- Source document:
● ● ● ● ● ● ●

Function optimization is a foundational area of study and the techniques are used in almost every quantitative field.
Importantly, function optimization is central to almost all machine learning algorithms, and predictive modeling projects. As such, it is critical to understand what function optimization is, the terminology used in the field, and the elements that constitute a function optimization problem.
In this tutorial, you will discover a gentle introduction to function optimization.
After completing this tutorial, you will know:
- The three elements of function optimization as candidate solutions, objective functions, and cost.
- The conceptualization of function optimization as navigating a search space and response surface.
- The difference between global optima and local optima when solving a function optimization problem.
Kick-start your project with my new book Optimization for Machine Learning, including step-by-step tutorials and the Python source code files for all examples.
Let’s get started.Tutorial Overview
This tutorial is divided into four parts; they are:
- Function Optimization
- Candidate Solutions
- Objective Functions
- Evaluation Costs
Function Optimization
Function optimization is a subfield of mathematics, and in modern times is addressed using numerical computing methods.
Continuous function optimization (“function optimization” here for short) belongs to a broader field of study called mathematical optimization.
It is distinct from other types of optimization as it involves finding optimal candidate solutions composed of numeric input variables, as opposed to candidate solutions composed of sequences or combinations (e.g. combinatorial optimization).
Function optimization is a widely used tool bag of techniques employed in practically all scientific and engineering disciplines.
People optimize. Investors seek to create portfolios that avoid excessive risk while achieving a high rate of return. […] Optimization is an important tool in decision science and in the analysis of physical systems.
— Page 2, Numerical Optimization, 2006.

● ● ● ● ● ● ●

- Exercise instructions:
(a) Transcribe the function optimization tutorial from "Function optimization is a widely" to "of physical systems.".
(b) Answer these questions using the function optimization tutorial:
(i) Into how many parts is the tutorial divided?
(ii) To what broader field of study does continuous function optimization belong?
(iii) In the quoted passage, what kind of portfolios do investors seek to create?

- Source material:
● ● ● ● ● ● ●

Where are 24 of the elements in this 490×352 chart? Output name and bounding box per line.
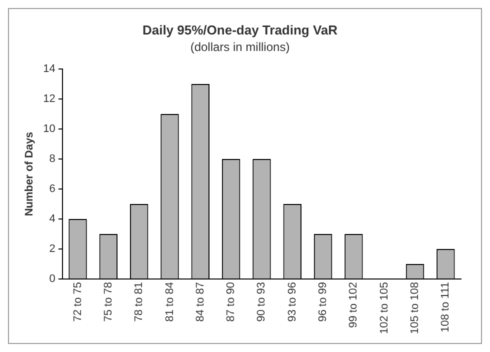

● ● ● ● ● ● ●

- Answers in order:
(a)
Function optimization is a widely used tool bag of techniques employed in practically all scientific and engineering disciplines.
People optimize. Investors seek to create portfolios that avoid excessive risk while achieving a high rate of return. […] Optimization is an important tool in decision science and in the analysis of physical systems.

(b)
(i) Four parts.
(ii) Mathematical optimization.
(iii) Portfolios that avoid excessive risk while achieving a high rate of return.